Your tasks:
1. For each statement about the passage on the 91st Field Artillery Regiment, answer yes or no and quote the words of the passage that decide it: (a) The regiment was activated in Tacloban, Leyte. (b) The regiment surrendered to the Japanese 25th Army. (c) The 2nd Battalion was under 1st Lieutenant Gregorio Fajardo.
2. Reproduce the listing lines, beginning at the line that has "whatsapp-icon[interactable] — [366, 540, 392, 566]" and stopping after the line that has "share-icon[interactable] — [454, 540, 480, 566]".

- Active: August 28, 1941 - April 9, 1942
- Disbanded: April 9, 1942
- Countries: United States of America Philippines
- Allegiance: United States Army
- Branch: Army
- Type: Field Artillery
- Role: Fire Support
- Size: 1,500
- Part of: 91st Infantry Division
- Garrison/HQ: Camp Downes, Tacloban, Leyte
- Equipment: M1916 75mm Howitzers QF2.95inch Mountain Guns
- Engagements: Battle of Bataan

Commanders
- Notable commanders: Lieutenant Colonel Victor Gomez, PA

= 91st Field Artillery Regiment (PA) =

91st Field Artillery Regiment is a reserve unit of Philippine Commonwealth Army activated and organized in August 1941. It is part of 91st Infantry Division under Brigadier General Luther R. Stevens, PA who fought in Battle of Bataan. Whole regiment became POW after surrendering on April 9, 1942, to Japanese 14th Army.

== Organization ==

The regiment was activated in Tacloban, Leyte and recruits came for Leyte and Samar Island except for some officers who came from Luzon. Lieutenant Colonel Victor Gomez of Philippine Army was appointed to command.

HQ Battery is under 3Lieutenant Armando Daffon, 1st Battalion under 2nd Lieutenant Rizal De Umali, 2nd Battalion is under 1st Lieutenant Gregorio Fajardo, and 3rd Battalion under 3rd Lieutenant Benjamin Labayen.

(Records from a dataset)

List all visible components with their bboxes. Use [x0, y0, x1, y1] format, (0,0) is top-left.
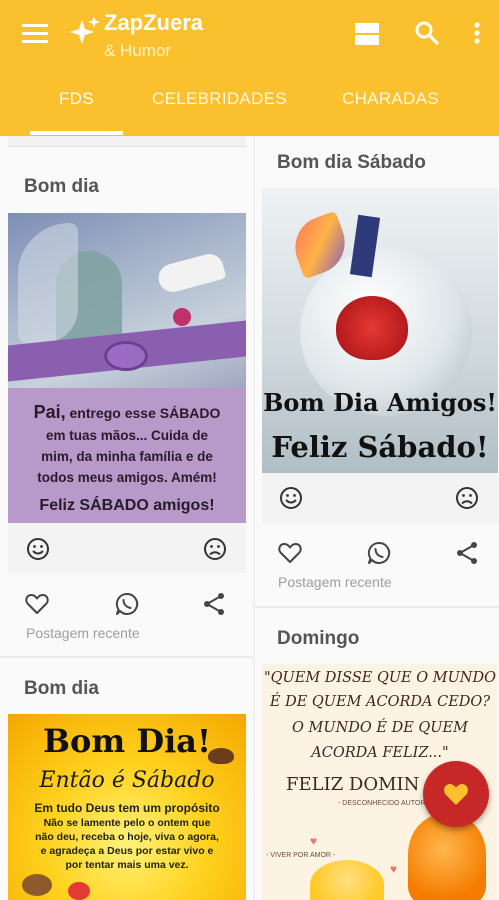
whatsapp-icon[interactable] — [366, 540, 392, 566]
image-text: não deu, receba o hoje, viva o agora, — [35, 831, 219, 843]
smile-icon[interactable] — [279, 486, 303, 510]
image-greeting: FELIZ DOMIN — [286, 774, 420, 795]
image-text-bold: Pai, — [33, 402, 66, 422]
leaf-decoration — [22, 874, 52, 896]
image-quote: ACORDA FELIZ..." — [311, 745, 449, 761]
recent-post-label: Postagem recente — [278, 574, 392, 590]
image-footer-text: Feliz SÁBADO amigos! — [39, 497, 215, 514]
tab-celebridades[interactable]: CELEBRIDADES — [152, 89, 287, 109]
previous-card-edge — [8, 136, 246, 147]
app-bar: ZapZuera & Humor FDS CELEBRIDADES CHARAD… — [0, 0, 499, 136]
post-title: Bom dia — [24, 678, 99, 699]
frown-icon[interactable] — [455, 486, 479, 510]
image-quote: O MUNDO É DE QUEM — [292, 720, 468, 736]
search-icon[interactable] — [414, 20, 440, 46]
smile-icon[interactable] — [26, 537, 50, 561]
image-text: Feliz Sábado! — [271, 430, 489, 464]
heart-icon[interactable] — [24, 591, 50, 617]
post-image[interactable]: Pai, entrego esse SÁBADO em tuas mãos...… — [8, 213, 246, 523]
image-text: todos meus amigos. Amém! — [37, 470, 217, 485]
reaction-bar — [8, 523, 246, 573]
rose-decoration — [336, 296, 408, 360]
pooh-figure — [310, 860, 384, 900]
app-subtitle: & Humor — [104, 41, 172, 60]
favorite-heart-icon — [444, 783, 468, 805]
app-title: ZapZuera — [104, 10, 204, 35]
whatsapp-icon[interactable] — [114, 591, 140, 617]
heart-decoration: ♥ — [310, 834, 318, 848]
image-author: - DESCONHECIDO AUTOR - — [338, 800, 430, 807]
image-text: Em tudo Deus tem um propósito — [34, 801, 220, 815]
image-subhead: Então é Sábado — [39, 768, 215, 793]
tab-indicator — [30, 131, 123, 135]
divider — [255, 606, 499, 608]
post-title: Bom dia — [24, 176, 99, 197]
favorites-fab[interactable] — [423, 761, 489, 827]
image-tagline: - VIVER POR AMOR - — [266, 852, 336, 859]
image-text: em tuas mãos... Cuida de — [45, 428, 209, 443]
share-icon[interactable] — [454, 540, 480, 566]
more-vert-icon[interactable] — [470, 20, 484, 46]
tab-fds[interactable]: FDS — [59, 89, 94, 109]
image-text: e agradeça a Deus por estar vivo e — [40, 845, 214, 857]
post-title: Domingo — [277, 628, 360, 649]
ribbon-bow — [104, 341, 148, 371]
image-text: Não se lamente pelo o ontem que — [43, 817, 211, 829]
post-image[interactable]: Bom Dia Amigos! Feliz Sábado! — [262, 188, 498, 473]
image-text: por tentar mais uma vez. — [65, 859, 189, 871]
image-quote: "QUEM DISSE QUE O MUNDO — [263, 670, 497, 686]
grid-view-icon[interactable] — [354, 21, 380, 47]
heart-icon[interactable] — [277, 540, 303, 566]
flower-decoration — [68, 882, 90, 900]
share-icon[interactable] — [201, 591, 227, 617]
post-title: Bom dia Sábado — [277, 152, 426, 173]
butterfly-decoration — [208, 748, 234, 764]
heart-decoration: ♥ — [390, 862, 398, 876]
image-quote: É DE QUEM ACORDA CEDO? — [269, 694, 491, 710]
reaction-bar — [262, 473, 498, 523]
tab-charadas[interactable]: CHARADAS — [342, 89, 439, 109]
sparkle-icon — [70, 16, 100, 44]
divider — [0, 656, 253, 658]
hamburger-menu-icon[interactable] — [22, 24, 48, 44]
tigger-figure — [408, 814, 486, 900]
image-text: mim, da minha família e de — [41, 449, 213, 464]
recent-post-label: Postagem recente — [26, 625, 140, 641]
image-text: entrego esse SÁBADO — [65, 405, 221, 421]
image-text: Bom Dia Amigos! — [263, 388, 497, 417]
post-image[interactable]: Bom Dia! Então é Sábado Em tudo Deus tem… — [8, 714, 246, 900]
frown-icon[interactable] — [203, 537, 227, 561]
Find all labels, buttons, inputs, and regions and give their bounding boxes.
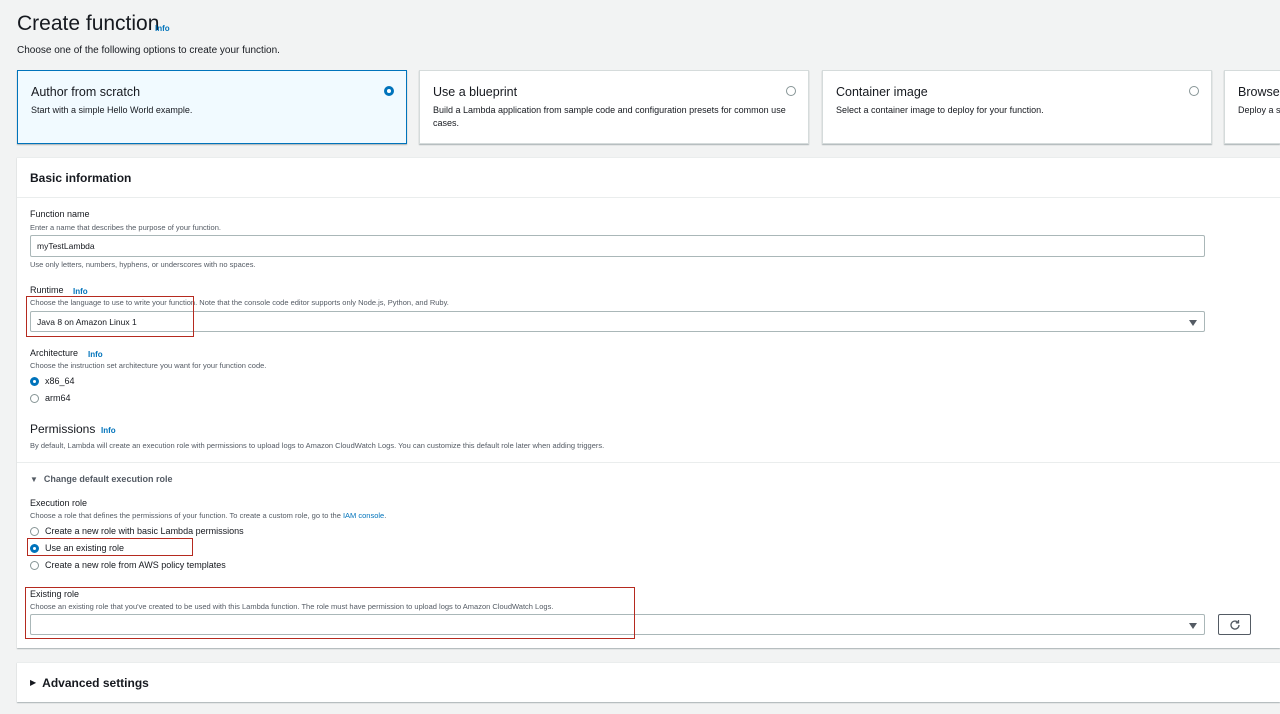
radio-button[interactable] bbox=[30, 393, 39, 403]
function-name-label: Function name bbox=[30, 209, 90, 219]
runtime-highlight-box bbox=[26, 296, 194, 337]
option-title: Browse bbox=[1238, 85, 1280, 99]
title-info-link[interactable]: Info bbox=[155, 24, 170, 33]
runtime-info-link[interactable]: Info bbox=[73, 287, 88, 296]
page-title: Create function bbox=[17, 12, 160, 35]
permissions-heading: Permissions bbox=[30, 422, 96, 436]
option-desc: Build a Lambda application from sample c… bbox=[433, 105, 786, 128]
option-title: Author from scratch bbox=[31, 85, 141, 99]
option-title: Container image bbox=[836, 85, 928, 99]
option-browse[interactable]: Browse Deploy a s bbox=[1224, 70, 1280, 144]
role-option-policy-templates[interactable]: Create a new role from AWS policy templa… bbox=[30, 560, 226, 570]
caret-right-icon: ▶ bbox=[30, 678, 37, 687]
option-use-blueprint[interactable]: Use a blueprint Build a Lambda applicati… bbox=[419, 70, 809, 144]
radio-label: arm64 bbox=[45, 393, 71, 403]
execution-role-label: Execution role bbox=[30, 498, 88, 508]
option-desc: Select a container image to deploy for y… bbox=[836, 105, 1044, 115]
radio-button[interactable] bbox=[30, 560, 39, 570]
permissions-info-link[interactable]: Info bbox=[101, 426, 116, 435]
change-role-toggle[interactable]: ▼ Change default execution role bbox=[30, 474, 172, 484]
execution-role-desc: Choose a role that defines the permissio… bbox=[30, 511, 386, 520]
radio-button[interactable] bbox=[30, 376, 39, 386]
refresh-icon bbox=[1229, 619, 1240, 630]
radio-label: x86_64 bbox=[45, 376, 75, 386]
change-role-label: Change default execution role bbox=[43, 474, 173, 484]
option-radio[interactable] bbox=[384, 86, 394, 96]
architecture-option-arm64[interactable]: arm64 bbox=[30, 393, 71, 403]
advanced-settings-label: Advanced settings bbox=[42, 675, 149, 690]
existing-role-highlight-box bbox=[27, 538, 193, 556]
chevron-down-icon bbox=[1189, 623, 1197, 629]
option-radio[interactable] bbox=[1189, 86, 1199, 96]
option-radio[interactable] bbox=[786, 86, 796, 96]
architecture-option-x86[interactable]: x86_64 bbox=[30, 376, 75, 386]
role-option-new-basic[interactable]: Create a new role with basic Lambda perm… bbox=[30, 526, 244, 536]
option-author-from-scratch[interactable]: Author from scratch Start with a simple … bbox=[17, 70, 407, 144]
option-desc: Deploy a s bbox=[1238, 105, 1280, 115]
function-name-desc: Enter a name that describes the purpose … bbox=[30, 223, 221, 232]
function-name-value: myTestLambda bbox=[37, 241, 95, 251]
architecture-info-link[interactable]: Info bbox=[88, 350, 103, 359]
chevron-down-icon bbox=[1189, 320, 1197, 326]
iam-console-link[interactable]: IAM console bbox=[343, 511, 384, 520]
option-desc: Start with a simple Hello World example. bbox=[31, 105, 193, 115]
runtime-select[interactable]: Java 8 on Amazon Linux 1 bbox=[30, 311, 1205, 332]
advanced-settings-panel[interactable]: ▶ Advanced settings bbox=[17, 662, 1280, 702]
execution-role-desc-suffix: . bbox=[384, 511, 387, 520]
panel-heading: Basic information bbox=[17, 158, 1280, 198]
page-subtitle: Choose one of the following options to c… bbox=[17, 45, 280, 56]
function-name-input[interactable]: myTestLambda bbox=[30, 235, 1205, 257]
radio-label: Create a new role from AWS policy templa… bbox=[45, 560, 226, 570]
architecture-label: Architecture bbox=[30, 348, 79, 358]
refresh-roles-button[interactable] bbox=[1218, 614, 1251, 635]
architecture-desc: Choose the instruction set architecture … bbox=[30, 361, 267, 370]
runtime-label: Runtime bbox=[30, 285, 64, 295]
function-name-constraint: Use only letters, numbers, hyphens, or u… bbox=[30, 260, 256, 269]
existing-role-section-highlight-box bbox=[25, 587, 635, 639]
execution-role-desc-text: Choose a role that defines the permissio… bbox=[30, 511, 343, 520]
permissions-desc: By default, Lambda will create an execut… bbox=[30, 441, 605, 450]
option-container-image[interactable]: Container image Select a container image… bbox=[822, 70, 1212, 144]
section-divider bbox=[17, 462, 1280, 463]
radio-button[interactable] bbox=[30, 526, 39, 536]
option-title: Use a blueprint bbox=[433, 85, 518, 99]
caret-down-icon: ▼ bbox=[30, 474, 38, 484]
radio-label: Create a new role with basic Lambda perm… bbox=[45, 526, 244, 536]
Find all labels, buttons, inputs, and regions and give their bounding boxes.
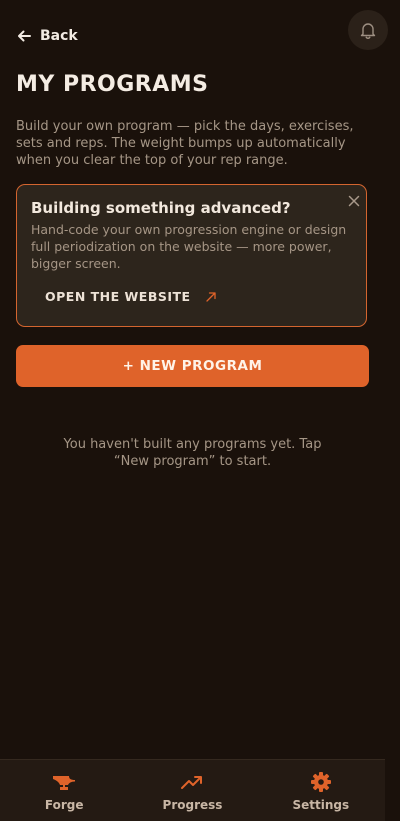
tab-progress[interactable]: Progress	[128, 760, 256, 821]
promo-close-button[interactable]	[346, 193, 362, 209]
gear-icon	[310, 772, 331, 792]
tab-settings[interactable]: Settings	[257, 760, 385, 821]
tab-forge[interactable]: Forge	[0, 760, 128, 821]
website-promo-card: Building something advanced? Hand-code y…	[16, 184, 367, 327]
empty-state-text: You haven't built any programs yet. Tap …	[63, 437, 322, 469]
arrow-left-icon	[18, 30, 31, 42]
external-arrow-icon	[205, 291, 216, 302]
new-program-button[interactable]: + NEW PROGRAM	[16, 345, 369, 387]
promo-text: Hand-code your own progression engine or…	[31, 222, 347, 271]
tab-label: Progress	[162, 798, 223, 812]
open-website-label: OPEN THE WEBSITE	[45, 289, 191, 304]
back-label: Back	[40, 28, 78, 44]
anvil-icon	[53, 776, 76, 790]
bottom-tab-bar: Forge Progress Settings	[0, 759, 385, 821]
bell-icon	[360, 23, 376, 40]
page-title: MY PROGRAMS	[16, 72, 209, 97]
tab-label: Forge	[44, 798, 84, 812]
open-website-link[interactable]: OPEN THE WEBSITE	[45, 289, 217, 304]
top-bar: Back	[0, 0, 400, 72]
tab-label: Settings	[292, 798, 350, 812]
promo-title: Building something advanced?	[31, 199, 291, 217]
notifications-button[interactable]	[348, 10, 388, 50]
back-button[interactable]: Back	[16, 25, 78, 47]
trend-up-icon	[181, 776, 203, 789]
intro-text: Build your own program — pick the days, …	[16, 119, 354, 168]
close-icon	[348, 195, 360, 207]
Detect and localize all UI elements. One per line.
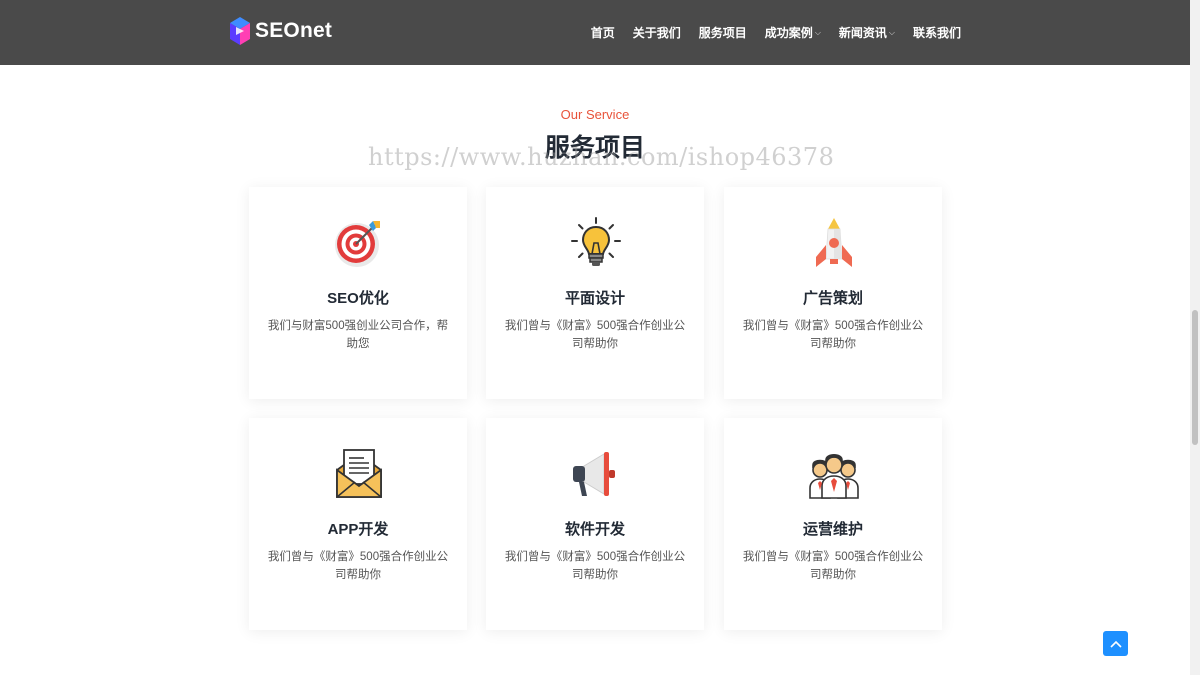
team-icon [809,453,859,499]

Answers given:
1.
(a) Yes: "The regiment was activated in Tacloban, Leyte"
(b) No: "surrendering on April 9, 1942, to Japanese 14th Army"
(c) Yes: "2nd Battalion is under 1st Lieutenant Gregorio Fajardo"

2.
whatsapp-icon[interactable] — [366, 540, 392, 566]
image-text: não deu, receba o hoje, viva o agora, — [35, 831, 219, 843]
smile-icon[interactable] — [279, 486, 303, 510]
image-greeting: FELIZ DOMIN — [286, 774, 420, 795]
image-text-bold: Pai, — [33, 402, 66, 422]
leaf-decoration — [22, 874, 52, 896]
image-quote: ACORDA FELIZ..." — [311, 745, 449, 761]
recent-post-label: Postagem recente — [278, 574, 392, 590]
image-footer-text: Feliz SÁBADO amigos! — [39, 497, 215, 514]
tab-celebridades[interactable]: CELEBRIDADES — [152, 89, 287, 109]
previous-card-edge — [8, 136, 246, 147]
app-bar: ZapZuera & Humor FDS CELEBRIDADES CHARAD… — [0, 0, 499, 136]
post-title: Bom dia — [24, 678, 99, 699]
frown-icon[interactable] — [455, 486, 479, 510]
image-quote: O MUNDO É DE QUEM — [292, 720, 468, 736]
search-icon[interactable] — [414, 20, 440, 46]
smile-icon[interactable] — [26, 537, 50, 561]
image-text: Feliz Sábado! — [271, 430, 489, 464]
heart-icon[interactable] — [24, 591, 50, 617]
post-image[interactable]: Pai, entrego esse SÁBADO em tuas mãos...… — [8, 213, 246, 523]
image-text: todos meus amigos. Amém! — [37, 470, 217, 485]
reaction-bar — [8, 523, 246, 573]
rose-decoration — [336, 296, 408, 360]
pooh-figure — [310, 860, 384, 900]
app-subtitle: & Humor — [104, 41, 172, 60]
favorite-heart-icon — [444, 783, 468, 805]
app-title: ZapZuera — [104, 10, 204, 35]
whatsapp-icon[interactable] — [114, 591, 140, 617]
heart-decoration: ♥ — [310, 834, 318, 848]
image-author: - DESCONHECIDO AUTOR - — [338, 800, 430, 807]
image-text: Em tudo Deus tem um propósito — [34, 801, 220, 815]
image-subhead: Então é Sábado — [39, 768, 215, 793]
tab-indicator — [30, 131, 123, 135]
divider — [255, 606, 499, 608]
post-title: Bom dia — [24, 176, 99, 197]
favorites-fab[interactable] — [423, 761, 489, 827]
image-tagline: - VIVER POR AMOR - — [266, 852, 336, 859]
image-text: em tuas mãos... Cuida de — [45, 428, 209, 443]
share-icon[interactable] — [454, 540, 480, 566]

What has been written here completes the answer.